TASK GOAL – In your copy, leave out the pictures and repeat the entries below exactly.

SOURCE DATA –
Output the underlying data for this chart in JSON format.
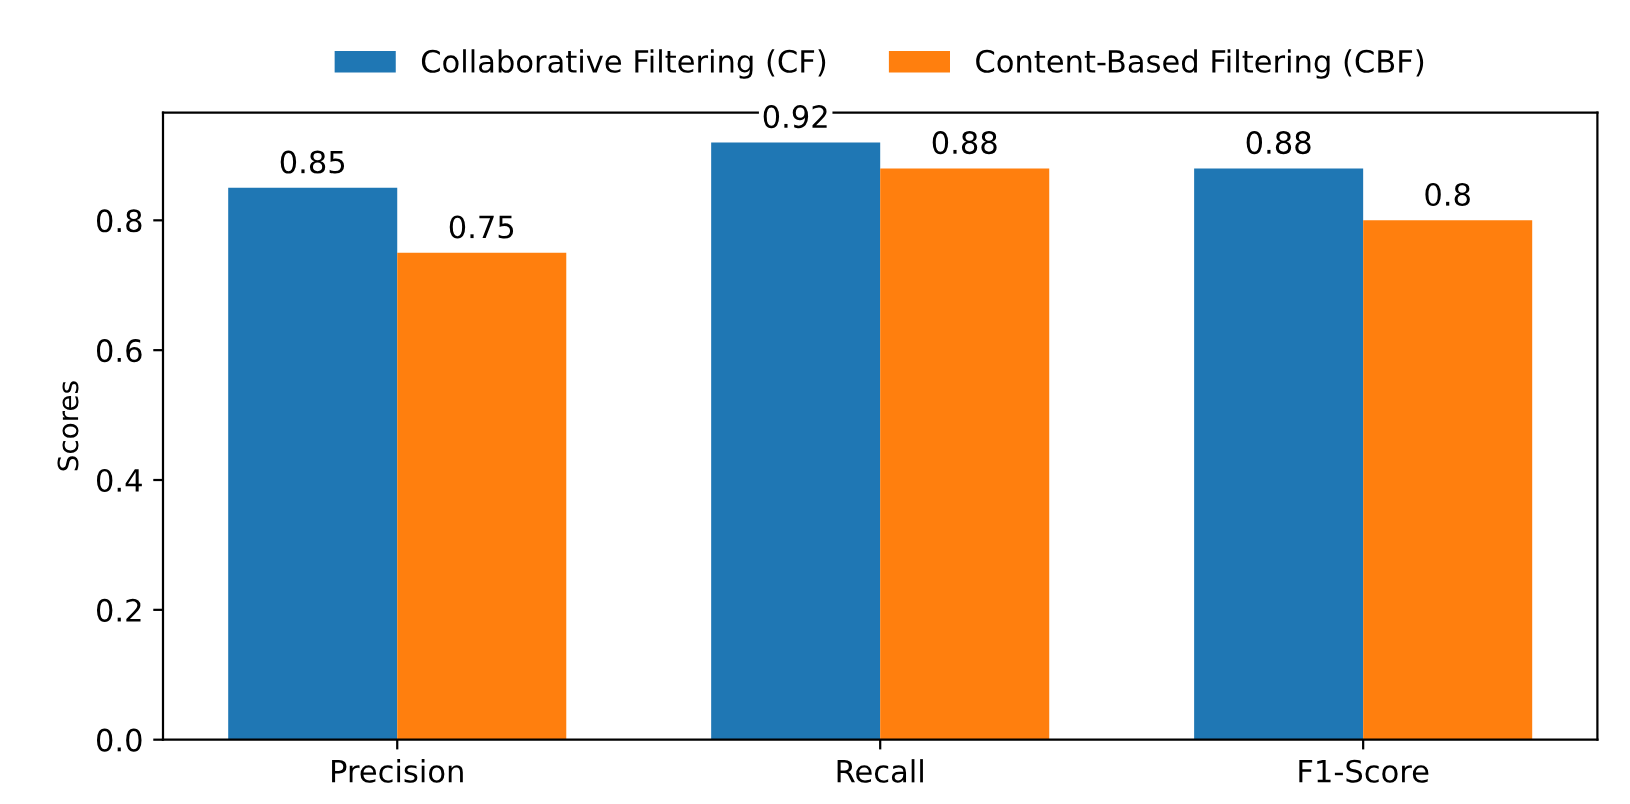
{
  "chart_data": {
    "type": "bar",
    "ylabel": "Scores",
    "categories": [
      "Precision",
      "Recall",
      "F1-Score"
    ],
    "series": [
      {
        "name": "Collaborative Filtering (CF)",
        "color": "#1f77b4",
        "values": [
          0.85,
          0.92,
          0.88
        ]
      },
      {
        "name": "Content-Based Filtering (CBF)",
        "color": "#ff7f0e",
        "values": [
          0.75,
          0.88,
          0.8
        ]
      }
    ],
    "ylim": [
      0,
      0.966
    ],
    "yticks": [
      {
        "value": 0,
        "label": "0.0"
      },
      0.2,
      0.4,
      0.6,
      0.8
    ],
    "data_labels": true,
    "grid": false,
    "legend": "top"
  }
}
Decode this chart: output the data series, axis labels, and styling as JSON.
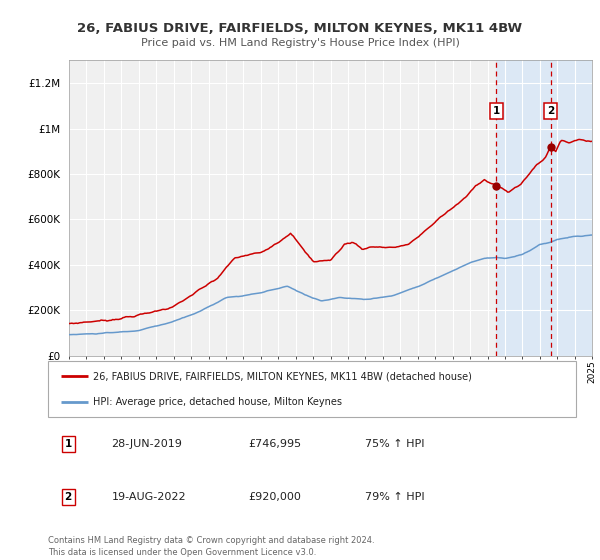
{
  "title": "26, FABIUS DRIVE, FAIRFIELDS, MILTON KEYNES, MK11 4BW",
  "subtitle": "Price paid vs. HM Land Registry's House Price Index (HPI)",
  "legend_label_red": "26, FABIUS DRIVE, FAIRFIELDS, MILTON KEYNES, MK11 4BW (detached house)",
  "legend_label_blue": "HPI: Average price, detached house, Milton Keynes",
  "annotation1_label": "1",
  "annotation1_date": "28-JUN-2019",
  "annotation1_price": "£746,995",
  "annotation1_hpi": "75% ↑ HPI",
  "annotation2_label": "2",
  "annotation2_date": "19-AUG-2022",
  "annotation2_price": "£920,000",
  "annotation2_hpi": "79% ↑ HPI",
  "footer": "Contains HM Land Registry data © Crown copyright and database right 2024.\nThis data is licensed under the Open Government Licence v3.0.",
  "ylim": [
    0,
    1300000
  ],
  "yticks": [
    0,
    200000,
    400000,
    600000,
    800000,
    1000000,
    1200000
  ],
  "ytick_labels": [
    "£0",
    "£200K",
    "£400K",
    "£600K",
    "£800K",
    "£1M",
    "£1.2M"
  ],
  "xmin": 1995,
  "xmax": 2025,
  "red_color": "#cc0000",
  "blue_color": "#6699cc",
  "background_color": "#ffffff",
  "plot_bg_color": "#f0f0f0",
  "grid_color": "#ffffff",
  "shade_start": 2019.5,
  "shade_end": 2025.5,
  "shade_color": "#dce8f5",
  "vline1_x": 2019.49,
  "vline2_x": 2022.62,
  "marker1_x": 2019.49,
  "marker1_y": 746995,
  "marker2_x": 2022.62,
  "marker2_y": 920000
}
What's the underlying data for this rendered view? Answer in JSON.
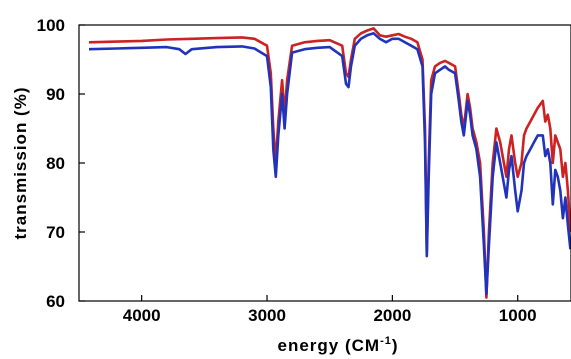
{
  "chart_data": {
    "type": "line",
    "xlabel": "energy (CM",
    "xlabel_sup": "-1",
    "xlabel_end": ")",
    "ylabel": "transmission (%)",
    "x_reversed": true,
    "xlim": [
      4500,
      575
    ],
    "ylim": [
      60,
      100
    ],
    "xticks": [
      4000,
      3000,
      2000,
      1000
    ],
    "xtick_labels": [
      "4000",
      "3000",
      "2000",
      "1000"
    ],
    "yticks": [
      60,
      70,
      80,
      90,
      100
    ],
    "ytick_labels": [
      "60",
      "70",
      "80",
      "90",
      "100"
    ],
    "grid": false,
    "series": [
      {
        "color": "#cc2222",
        "x": [
          4420,
          4200,
          4000,
          3800,
          3600,
          3400,
          3200,
          3100,
          3000,
          2970,
          2950,
          2930,
          2910,
          2880,
          2860,
          2840,
          2800,
          2700,
          2600,
          2500,
          2400,
          2370,
          2350,
          2330,
          2300,
          2250,
          2200,
          2150,
          2100,
          2050,
          2000,
          1950,
          1900,
          1850,
          1800,
          1760,
          1740,
          1725,
          1710,
          1690,
          1660,
          1620,
          1580,
          1550,
          1500,
          1470,
          1450,
          1430,
          1400,
          1380,
          1360,
          1330,
          1300,
          1270,
          1250,
          1230,
          1200,
          1170,
          1140,
          1110,
          1090,
          1070,
          1050,
          1020,
          1000,
          970,
          950,
          930,
          900,
          870,
          840,
          800,
          780,
          760,
          740,
          720,
          700,
          680,
          660,
          640,
          620,
          600,
          580
        ],
        "y": [
          97.5,
          97.6,
          97.7,
          97.9,
          98.0,
          98.1,
          98.2,
          98.0,
          97.0,
          93.0,
          85.0,
          80.0,
          86.0,
          92.0,
          87.0,
          92.0,
          97.0,
          97.5,
          97.7,
          97.8,
          97.0,
          93.0,
          92.5,
          95.0,
          98.0,
          98.8,
          99.2,
          99.5,
          98.5,
          98.3,
          98.5,
          98.7,
          98.3,
          98.0,
          97.5,
          95.0,
          85.0,
          67.0,
          80.0,
          92.0,
          94.0,
          94.5,
          94.8,
          94.5,
          94.0,
          90.0,
          87.0,
          85.0,
          90.0,
          88.0,
          85.0,
          83.0,
          80.0,
          70.0,
          60.5,
          70.0,
          80.0,
          85.0,
          83.0,
          80.0,
          78.0,
          82.0,
          84.0,
          80.0,
          78.0,
          80.0,
          84.0,
          85.0,
          86.0,
          87.0,
          88.0,
          89.0,
          86.0,
          87.0,
          85.0,
          80.0,
          84.0,
          83.0,
          82.0,
          78.0,
          80.0,
          76.0,
          70.0
        ]
      },
      {
        "color": "#2233bb",
        "x": [
          4420,
          4200,
          4000,
          3800,
          3700,
          3650,
          3600,
          3400,
          3200,
          3100,
          3000,
          2970,
          2950,
          2930,
          2910,
          2880,
          2860,
          2840,
          2800,
          2700,
          2600,
          2500,
          2400,
          2370,
          2350,
          2330,
          2300,
          2250,
          2200,
          2150,
          2100,
          2050,
          2000,
          1950,
          1900,
          1850,
          1800,
          1760,
          1740,
          1725,
          1710,
          1690,
          1660,
          1620,
          1580,
          1550,
          1500,
          1470,
          1450,
          1430,
          1400,
          1380,
          1360,
          1330,
          1300,
          1270,
          1250,
          1230,
          1200,
          1170,
          1140,
          1110,
          1090,
          1070,
          1050,
          1020,
          1000,
          970,
          950,
          930,
          900,
          870,
          840,
          800,
          780,
          760,
          740,
          720,
          700,
          680,
          660,
          640,
          620,
          600,
          580
        ],
        "y": [
          96.5,
          96.6,
          96.7,
          96.8,
          96.5,
          95.8,
          96.5,
          96.8,
          96.9,
          96.6,
          95.5,
          91.0,
          82.0,
          78.0,
          84.0,
          90.0,
          85.0,
          90.0,
          96.0,
          96.5,
          96.7,
          96.8,
          95.5,
          91.5,
          91.0,
          94.0,
          97.0,
          98.0,
          98.5,
          98.8,
          98.0,
          97.5,
          98.0,
          98.0,
          97.5,
          97.0,
          96.5,
          94.0,
          83.0,
          66.5,
          78.0,
          90.0,
          93.0,
          93.5,
          94.0,
          93.5,
          93.0,
          89.0,
          86.0,
          84.0,
          89.0,
          87.0,
          84.0,
          82.0,
          78.0,
          68.0,
          61.0,
          68.0,
          78.0,
          83.0,
          80.0,
          77.0,
          75.0,
          79.0,
          81.0,
          76.0,
          73.0,
          76.0,
          80.0,
          81.0,
          82.0,
          83.0,
          84.0,
          84.0,
          81.0,
          82.0,
          80.0,
          74.0,
          79.0,
          78.0,
          76.0,
          72.0,
          75.0,
          71.0,
          67.5
        ]
      }
    ]
  }
}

REPLY TO THE EXERCISE –
Output the underlying data for this chart in JSON format.
{
  "chart_data": {
    "type": "bar",
    "ylabel": "Scores",
    "categories": [
      "Precision",
      "Recall",
      "F1-Score"
    ],
    "series": [
      {
        "name": "Collaborative Filtering (CF)",
        "color": "#1f77b4",
        "values": [
          0.85,
          0.92,
          0.88
        ]
      },
      {
        "name": "Content-Based Filtering (CBF)",
        "color": "#ff7f0e",
        "values": [
          0.75,
          0.88,
          0.8
        ]
      }
    ],
    "ylim": [
      0,
      0.966
    ],
    "yticks": [
      {
        "value": 0,
        "label": "0.0"
      },
      0.2,
      0.4,
      0.6,
      0.8
    ],
    "data_labels": true,
    "grid": false,
    "legend": "top"
  }
}
Decode this chart: output the data series, axis labels, and styling as JSON.
{
  "title": "26, FABIUS DRIVE, FAIRFIELDS, MILTON KEYNES, MK11 4BW",
  "subtitle": "Price paid vs. HM Land Registry's House Price Index (HPI)",
  "legend_label_red": "26, FABIUS DRIVE, FAIRFIELDS, MILTON KEYNES, MK11 4BW (detached house)",
  "legend_label_blue": "HPI: Average price, detached house, Milton Keynes",
  "annotation1_label": "1",
  "annotation1_date": "28-JUN-2019",
  "annotation1_price": "£746,995",
  "annotation1_hpi": "75% ↑ HPI",
  "annotation2_label": "2",
  "annotation2_date": "19-AUG-2022",
  "annotation2_price": "£920,000",
  "annotation2_hpi": "79% ↑ HPI",
  "footer": "Contains HM Land Registry data © Crown copyright and database right 2024.\nThis data is licensed under the Open Government Licence v3.0.",
  "ylim": [
    0,
    1300000
  ],
  "yticks": [
    0,
    200000,
    400000,
    600000,
    800000,
    1000000,
    1200000
  ],
  "ytick_labels": [
    "£0",
    "£200K",
    "£400K",
    "£600K",
    "£800K",
    "£1M",
    "£1.2M"
  ],
  "xmin": 1995,
  "xmax": 2025,
  "red_color": "#cc0000",
  "blue_color": "#6699cc",
  "background_color": "#ffffff",
  "plot_bg_color": "#f0f0f0",
  "grid_color": "#ffffff",
  "shade_start": 2019.5,
  "shade_end": 2025.5,
  "shade_color": "#dce8f5",
  "vline1_x": 2019.49,
  "vline2_x": 2022.62,
  "marker1_x": 2019.49,
  "marker1_y": 746995,
  "marker2_x": 2022.62,
  "marker2_y": 920000
}
What's the underlying data for this rendered view? Answer in JSON.
{
  "chart_data": {
    "type": "line",
    "xlabel": "energy (CM",
    "xlabel_sup": "-1",
    "xlabel_end": ")",
    "ylabel": "transmission (%)",
    "x_reversed": true,
    "xlim": [
      4500,
      575
    ],
    "ylim": [
      60,
      100
    ],
    "xticks": [
      4000,
      3000,
      2000,
      1000
    ],
    "xtick_labels": [
      "4000",
      "3000",
      "2000",
      "1000"
    ],
    "yticks": [
      60,
      70,
      80,
      90,
      100
    ],
    "ytick_labels": [
      "60",
      "70",
      "80",
      "90",
      "100"
    ],
    "grid": false,
    "series": [
      {
        "color": "#cc2222",
        "x": [
          4420,
          4200,
          4000,
          3800,
          3600,
          3400,
          3200,
          3100,
          3000,
          2970,
          2950,
          2930,
          2910,
          2880,
          2860,
          2840,
          2800,
          2700,
          2600,
          2500,
          2400,
          2370,
          2350,
          2330,
          2300,
          2250,
          2200,
          2150,
          2100,
          2050,
          2000,
          1950,
          1900,
          1850,
          1800,
          1760,
          1740,
          1725,
          1710,
          1690,
          1660,
          1620,
          1580,
          1550,
          1500,
          1470,
          1450,
          1430,
          1400,
          1380,
          1360,
          1330,
          1300,
          1270,
          1250,
          1230,
          1200,
          1170,
          1140,
          1110,
          1090,
          1070,
          1050,
          1020,
          1000,
          970,
          950,
          930,
          900,
          870,
          840,
          800,
          780,
          760,
          740,
          720,
          700,
          680,
          660,
          640,
          620,
          600,
          580
        ],
        "y": [
          97.5,
          97.6,
          97.7,
          97.9,
          98.0,
          98.1,
          98.2,
          98.0,
          97.0,
          93.0,
          85.0,
          80.0,
          86.0,
          92.0,
          87.0,
          92.0,
          97.0,
          97.5,
          97.7,
          97.8,
          97.0,
          93.0,
          92.5,
          95.0,
          98.0,
          98.8,
          99.2,
          99.5,
          98.5,
          98.3,
          98.5,
          98.7,
          98.3,
          98.0,
          97.5,
          95.0,
          85.0,
          67.0,
          80.0,
          92.0,
          94.0,
          94.5,
          94.8,
          94.5,
          94.0,
          90.0,
          87.0,
          85.0,
          90.0,
          88.0,
          85.0,
          83.0,
          80.0,
          70.0,
          60.5,
          70.0,
          80.0,
          85.0,
          83.0,
          80.0,
          78.0,
          82.0,
          84.0,
          80.0,
          78.0,
          80.0,
          84.0,
          85.0,
          86.0,
          87.0,
          88.0,
          89.0,
          86.0,
          87.0,
          85.0,
          80.0,
          84.0,
          83.0,
          82.0,
          78.0,
          80.0,
          76.0,
          70.0
        ]
      },
      {
        "color": "#2233bb",
        "x": [
          4420,
          4200,
          4000,
          3800,
          3700,
          3650,
          3600,
          3400,
          3200,
          3100,
          3000,
          2970,
          2950,
          2930,
          2910,
          2880,
          2860,
          2840,
          2800,
          2700,
          2600,
          2500,
          2400,
          2370,
          2350,
          2330,
          2300,
          2250,
          2200,
          2150,
          2100,
          2050,
          2000,
          1950,
          1900,
          1850,
          1800,
          1760,
          1740,
          1725,
          1710,
          1690,
          1660,
          1620,
          1580,
          1550,
          1500,
          1470,
          1450,
          1430,
          1400,
          1380,
          1360,
          1330,
          1300,
          1270,
          1250,
          1230,
          1200,
          1170,
          1140,
          1110,
          1090,
          1070,
          1050,
          1020,
          1000,
          970,
          950,
          930,
          900,
          870,
          840,
          800,
          780,
          760,
          740,
          720,
          700,
          680,
          660,
          640,
          620,
          600,
          580
        ],
        "y": [
          96.5,
          96.6,
          96.7,
          96.8,
          96.5,
          95.8,
          96.5,
          96.8,
          96.9,
          96.6,
          95.5,
          91.0,
          82.0,
          78.0,
          84.0,
          90.0,
          85.0,
          90.0,
          96.0,
          96.5,
          96.7,
          96.8,
          95.5,
          91.5,
          91.0,
          94.0,
          97.0,
          98.0,
          98.5,
          98.8,
          98.0,
          97.5,
          98.0,
          98.0,
          97.5,
          97.0,
          96.5,
          94.0,
          83.0,
          66.5,
          78.0,
          90.0,
          93.0,
          93.5,
          94.0,
          93.5,
          93.0,
          89.0,
          86.0,
          84.0,
          89.0,
          87.0,
          84.0,
          82.0,
          78.0,
          68.0,
          61.0,
          68.0,
          78.0,
          83.0,
          80.0,
          77.0,
          75.0,
          79.0,
          81.0,
          76.0,
          73.0,
          76.0,
          80.0,
          81.0,
          82.0,
          83.0,
          84.0,
          84.0,
          81.0,
          82.0,
          80.0,
          74.0,
          79.0,
          78.0,
          76.0,
          72.0,
          75.0,
          71.0,
          67.5
        ]
      }
    ]
  }
}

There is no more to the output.